▸ Input
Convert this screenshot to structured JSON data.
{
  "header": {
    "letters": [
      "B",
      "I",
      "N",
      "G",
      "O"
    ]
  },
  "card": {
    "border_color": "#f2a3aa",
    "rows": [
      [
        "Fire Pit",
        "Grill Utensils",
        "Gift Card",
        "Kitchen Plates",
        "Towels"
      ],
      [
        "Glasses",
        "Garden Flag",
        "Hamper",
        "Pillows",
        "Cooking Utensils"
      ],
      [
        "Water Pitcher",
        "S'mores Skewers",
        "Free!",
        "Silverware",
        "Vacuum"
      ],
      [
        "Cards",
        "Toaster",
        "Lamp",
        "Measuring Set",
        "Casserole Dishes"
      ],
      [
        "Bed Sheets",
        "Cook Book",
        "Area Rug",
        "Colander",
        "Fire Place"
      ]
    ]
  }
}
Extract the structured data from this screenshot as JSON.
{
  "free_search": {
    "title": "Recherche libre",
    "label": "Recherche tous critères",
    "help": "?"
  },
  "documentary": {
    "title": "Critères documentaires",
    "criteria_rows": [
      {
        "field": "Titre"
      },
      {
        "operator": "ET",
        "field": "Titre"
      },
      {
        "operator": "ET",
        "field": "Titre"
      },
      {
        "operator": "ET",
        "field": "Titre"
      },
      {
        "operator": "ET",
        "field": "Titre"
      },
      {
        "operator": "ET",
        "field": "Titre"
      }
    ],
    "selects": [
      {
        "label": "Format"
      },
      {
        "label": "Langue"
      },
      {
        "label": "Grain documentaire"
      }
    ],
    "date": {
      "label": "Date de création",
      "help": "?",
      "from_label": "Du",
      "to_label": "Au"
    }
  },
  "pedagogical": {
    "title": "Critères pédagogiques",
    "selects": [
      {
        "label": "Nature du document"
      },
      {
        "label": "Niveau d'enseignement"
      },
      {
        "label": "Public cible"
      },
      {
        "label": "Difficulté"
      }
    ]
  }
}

▸ Goal of the exercise
Go through the data and count each line that has the word "JSON", then give the total alone.

▸ Exercise result
2